[Collected data entries]
################
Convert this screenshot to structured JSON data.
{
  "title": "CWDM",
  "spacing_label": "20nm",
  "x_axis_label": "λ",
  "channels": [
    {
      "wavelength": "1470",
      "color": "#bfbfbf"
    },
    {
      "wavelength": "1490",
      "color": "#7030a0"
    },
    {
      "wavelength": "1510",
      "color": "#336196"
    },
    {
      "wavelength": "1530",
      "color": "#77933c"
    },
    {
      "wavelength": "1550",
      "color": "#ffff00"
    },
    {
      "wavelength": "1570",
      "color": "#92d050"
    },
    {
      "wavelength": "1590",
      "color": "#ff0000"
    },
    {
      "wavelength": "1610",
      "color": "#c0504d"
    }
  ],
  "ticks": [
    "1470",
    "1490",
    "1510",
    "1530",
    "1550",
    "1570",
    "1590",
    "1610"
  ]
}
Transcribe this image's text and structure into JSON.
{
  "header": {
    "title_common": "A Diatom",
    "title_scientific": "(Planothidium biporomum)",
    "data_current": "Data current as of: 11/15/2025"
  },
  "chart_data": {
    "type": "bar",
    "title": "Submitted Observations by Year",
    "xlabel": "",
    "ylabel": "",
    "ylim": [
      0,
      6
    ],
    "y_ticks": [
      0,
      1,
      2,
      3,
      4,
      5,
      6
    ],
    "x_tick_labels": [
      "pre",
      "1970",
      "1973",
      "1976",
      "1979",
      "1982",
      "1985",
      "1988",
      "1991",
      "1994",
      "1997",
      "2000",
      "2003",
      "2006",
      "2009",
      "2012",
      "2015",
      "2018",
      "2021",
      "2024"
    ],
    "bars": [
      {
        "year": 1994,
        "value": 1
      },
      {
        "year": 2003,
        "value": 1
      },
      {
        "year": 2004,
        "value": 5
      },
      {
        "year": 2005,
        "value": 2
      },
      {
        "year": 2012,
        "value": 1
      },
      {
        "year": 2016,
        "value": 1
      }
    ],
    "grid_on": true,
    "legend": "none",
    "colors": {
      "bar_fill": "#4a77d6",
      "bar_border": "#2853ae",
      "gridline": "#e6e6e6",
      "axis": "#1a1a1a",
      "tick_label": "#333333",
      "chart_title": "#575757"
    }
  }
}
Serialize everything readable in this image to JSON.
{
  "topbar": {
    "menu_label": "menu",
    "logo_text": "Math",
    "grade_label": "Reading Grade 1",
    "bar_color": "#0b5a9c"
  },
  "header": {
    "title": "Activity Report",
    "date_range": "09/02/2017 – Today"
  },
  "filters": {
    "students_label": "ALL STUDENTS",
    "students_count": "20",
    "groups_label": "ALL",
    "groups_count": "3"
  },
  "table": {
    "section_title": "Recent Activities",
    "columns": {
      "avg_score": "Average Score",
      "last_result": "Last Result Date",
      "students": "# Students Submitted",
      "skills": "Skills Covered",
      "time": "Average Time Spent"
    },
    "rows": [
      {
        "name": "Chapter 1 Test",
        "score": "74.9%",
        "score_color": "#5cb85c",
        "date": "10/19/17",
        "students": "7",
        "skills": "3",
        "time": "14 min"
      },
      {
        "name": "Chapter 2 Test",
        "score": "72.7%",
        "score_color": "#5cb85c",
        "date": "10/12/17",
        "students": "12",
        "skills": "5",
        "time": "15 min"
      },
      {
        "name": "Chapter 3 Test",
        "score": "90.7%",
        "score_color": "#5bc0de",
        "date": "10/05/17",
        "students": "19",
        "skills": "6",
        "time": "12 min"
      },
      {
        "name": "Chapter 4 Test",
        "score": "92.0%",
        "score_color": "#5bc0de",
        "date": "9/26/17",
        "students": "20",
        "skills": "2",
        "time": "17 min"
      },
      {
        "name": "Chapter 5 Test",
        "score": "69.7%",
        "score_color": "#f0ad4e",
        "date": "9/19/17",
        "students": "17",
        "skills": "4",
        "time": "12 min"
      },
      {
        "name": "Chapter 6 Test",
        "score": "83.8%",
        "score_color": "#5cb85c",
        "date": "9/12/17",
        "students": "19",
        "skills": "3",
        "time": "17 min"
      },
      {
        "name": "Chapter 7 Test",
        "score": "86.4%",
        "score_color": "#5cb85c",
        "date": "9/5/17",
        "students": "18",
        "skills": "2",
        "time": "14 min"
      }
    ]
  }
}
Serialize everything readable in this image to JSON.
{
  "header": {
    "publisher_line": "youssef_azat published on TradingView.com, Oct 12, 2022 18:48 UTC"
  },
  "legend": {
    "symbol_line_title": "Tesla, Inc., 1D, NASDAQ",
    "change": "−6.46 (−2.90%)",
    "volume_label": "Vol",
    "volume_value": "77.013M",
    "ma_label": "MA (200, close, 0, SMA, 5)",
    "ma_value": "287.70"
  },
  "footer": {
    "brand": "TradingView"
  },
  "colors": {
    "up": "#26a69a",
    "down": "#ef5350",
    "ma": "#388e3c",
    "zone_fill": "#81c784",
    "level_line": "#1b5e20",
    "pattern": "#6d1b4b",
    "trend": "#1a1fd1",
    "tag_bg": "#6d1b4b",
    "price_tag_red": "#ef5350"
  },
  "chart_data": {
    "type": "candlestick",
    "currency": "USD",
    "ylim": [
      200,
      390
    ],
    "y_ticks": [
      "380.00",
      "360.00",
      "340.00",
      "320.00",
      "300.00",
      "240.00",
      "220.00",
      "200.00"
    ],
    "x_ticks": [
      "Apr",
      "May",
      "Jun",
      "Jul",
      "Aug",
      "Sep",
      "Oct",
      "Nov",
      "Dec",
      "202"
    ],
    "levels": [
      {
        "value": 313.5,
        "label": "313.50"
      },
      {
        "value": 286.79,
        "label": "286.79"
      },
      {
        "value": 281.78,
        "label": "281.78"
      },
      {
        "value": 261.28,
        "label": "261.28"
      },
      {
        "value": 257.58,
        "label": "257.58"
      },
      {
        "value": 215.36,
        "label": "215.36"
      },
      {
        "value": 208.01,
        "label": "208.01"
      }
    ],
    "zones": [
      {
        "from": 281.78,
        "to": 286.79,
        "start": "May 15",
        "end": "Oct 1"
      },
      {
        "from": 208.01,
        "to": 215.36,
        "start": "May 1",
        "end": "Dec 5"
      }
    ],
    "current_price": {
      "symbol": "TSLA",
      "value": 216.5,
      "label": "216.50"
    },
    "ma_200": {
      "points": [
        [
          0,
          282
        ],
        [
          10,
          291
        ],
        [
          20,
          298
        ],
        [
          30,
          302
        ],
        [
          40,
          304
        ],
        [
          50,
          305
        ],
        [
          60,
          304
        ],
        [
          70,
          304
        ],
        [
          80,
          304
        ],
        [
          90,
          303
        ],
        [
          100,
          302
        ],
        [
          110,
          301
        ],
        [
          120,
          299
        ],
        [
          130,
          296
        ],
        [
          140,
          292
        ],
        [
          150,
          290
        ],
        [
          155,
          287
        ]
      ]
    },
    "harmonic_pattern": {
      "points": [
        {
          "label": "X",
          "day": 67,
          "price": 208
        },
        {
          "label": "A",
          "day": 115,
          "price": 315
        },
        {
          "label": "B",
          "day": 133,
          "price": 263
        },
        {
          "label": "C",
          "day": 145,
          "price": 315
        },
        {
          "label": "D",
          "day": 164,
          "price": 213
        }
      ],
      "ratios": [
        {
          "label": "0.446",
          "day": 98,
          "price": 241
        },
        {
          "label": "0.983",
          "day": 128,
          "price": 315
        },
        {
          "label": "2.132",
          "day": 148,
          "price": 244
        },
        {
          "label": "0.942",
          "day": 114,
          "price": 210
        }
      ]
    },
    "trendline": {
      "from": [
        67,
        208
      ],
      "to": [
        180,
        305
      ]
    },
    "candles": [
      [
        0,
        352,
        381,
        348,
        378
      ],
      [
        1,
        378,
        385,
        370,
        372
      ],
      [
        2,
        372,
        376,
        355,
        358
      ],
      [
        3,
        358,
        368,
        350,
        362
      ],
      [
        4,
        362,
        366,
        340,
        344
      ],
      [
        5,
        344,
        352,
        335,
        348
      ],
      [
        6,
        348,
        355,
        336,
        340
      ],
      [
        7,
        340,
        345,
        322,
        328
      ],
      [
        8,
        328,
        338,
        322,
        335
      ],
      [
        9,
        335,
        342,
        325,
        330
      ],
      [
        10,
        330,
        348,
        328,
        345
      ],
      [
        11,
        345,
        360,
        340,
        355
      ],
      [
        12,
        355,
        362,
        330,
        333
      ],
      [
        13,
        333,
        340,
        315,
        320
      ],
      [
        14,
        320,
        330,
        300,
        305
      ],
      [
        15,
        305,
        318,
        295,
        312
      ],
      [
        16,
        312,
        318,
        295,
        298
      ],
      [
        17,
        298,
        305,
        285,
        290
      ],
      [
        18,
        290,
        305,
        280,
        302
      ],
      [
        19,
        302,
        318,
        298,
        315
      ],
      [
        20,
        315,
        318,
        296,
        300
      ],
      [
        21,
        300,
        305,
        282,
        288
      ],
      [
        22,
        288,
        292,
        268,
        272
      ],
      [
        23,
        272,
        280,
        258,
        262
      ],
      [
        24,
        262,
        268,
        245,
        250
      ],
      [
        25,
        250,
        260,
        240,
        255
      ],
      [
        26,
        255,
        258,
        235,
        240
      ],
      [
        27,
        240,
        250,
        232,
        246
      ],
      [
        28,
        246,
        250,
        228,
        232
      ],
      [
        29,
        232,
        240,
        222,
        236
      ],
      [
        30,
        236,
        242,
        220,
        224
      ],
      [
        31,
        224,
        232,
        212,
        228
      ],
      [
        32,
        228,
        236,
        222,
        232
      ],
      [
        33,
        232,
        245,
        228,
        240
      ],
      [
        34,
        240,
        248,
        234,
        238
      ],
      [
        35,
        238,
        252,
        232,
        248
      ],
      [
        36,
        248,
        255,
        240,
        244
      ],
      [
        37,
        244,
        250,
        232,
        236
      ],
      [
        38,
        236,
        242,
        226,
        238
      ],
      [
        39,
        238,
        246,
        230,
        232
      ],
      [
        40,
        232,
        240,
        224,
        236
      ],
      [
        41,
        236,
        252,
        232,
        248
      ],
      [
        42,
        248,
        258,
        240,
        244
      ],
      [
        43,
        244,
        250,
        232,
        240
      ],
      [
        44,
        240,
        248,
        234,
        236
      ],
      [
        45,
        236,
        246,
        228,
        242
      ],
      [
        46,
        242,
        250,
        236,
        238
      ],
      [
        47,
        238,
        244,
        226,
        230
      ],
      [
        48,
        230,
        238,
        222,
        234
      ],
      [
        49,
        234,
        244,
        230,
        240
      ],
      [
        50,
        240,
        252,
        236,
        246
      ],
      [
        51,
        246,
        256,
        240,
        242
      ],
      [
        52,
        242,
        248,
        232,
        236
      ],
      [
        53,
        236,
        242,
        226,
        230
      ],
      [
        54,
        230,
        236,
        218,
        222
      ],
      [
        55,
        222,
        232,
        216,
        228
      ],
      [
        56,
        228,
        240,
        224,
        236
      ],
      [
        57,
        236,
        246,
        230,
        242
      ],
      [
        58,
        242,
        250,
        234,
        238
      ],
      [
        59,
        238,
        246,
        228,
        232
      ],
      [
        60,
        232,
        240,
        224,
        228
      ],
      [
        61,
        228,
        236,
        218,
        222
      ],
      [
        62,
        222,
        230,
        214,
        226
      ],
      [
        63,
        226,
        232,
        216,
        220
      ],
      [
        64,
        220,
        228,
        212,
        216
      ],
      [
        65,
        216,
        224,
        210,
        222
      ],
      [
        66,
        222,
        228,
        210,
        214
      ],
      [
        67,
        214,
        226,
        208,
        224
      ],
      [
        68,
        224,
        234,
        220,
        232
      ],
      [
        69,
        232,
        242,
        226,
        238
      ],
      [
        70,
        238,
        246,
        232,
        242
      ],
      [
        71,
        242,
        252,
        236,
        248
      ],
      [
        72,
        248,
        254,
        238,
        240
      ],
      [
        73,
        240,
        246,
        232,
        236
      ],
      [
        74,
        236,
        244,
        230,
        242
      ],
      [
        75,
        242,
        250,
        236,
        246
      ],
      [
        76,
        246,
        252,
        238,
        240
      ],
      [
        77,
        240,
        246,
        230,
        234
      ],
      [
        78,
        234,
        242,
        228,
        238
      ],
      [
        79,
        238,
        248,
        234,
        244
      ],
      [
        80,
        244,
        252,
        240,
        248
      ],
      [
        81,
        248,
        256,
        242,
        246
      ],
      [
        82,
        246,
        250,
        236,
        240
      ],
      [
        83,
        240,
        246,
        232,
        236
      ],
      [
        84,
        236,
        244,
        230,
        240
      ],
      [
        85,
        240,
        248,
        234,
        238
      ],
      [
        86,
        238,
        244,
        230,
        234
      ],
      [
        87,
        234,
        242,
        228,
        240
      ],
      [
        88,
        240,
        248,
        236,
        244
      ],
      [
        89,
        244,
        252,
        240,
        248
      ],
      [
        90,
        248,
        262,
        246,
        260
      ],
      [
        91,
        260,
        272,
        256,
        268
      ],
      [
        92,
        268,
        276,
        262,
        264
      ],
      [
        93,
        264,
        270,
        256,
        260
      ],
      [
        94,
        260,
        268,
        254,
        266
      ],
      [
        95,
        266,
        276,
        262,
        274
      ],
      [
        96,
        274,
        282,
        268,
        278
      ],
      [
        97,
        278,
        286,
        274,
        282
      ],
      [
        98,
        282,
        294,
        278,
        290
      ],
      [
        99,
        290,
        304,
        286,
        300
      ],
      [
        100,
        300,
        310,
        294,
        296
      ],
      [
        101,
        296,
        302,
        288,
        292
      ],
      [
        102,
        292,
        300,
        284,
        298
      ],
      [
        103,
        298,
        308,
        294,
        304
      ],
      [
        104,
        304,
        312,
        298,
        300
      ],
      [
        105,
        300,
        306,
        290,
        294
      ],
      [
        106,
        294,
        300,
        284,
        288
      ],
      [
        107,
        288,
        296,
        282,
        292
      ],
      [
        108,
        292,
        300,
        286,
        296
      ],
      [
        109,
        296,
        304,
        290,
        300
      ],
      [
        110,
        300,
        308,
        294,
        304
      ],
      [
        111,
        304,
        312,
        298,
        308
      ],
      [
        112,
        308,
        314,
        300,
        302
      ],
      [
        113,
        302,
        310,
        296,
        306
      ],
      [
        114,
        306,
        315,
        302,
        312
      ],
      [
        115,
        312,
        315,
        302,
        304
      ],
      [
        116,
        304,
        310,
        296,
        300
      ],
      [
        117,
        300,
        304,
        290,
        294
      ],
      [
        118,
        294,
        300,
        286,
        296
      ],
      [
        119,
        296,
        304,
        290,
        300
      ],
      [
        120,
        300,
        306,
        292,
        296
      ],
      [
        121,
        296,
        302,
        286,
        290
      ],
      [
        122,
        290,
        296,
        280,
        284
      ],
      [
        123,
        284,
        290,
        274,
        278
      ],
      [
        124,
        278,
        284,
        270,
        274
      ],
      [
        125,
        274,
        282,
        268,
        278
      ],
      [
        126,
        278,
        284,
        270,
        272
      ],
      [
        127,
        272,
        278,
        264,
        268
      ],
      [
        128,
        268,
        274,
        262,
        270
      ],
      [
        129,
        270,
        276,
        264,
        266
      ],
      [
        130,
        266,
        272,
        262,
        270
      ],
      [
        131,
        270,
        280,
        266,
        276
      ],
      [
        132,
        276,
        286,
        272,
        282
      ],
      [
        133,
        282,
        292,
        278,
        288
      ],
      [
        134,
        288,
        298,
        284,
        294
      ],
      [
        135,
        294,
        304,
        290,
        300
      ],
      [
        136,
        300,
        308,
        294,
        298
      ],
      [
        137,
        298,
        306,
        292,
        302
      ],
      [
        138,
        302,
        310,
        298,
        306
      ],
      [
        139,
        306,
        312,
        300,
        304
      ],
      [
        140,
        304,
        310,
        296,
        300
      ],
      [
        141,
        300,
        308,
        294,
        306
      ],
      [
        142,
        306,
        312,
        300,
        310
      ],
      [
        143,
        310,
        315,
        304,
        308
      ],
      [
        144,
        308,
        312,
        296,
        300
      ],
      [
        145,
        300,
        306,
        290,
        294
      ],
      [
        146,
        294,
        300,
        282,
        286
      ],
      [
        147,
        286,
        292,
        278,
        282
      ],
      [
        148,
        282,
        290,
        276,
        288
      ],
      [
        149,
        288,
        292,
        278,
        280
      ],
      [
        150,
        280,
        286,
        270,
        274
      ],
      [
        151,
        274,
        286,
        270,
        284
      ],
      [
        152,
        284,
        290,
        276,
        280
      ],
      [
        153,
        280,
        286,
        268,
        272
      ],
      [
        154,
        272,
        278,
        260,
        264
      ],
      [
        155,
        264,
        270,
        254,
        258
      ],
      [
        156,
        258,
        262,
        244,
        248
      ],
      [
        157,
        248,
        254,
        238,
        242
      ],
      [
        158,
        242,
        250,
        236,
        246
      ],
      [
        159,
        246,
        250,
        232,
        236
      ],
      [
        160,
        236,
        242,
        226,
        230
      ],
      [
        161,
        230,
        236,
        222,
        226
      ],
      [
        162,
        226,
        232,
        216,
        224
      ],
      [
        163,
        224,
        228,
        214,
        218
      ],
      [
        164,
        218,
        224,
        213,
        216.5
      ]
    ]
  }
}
################
THE REQUEST:
Looking at the records above, work out how many lines include the word "Submitted", then give that number by itself.

TASK ANSWER:
2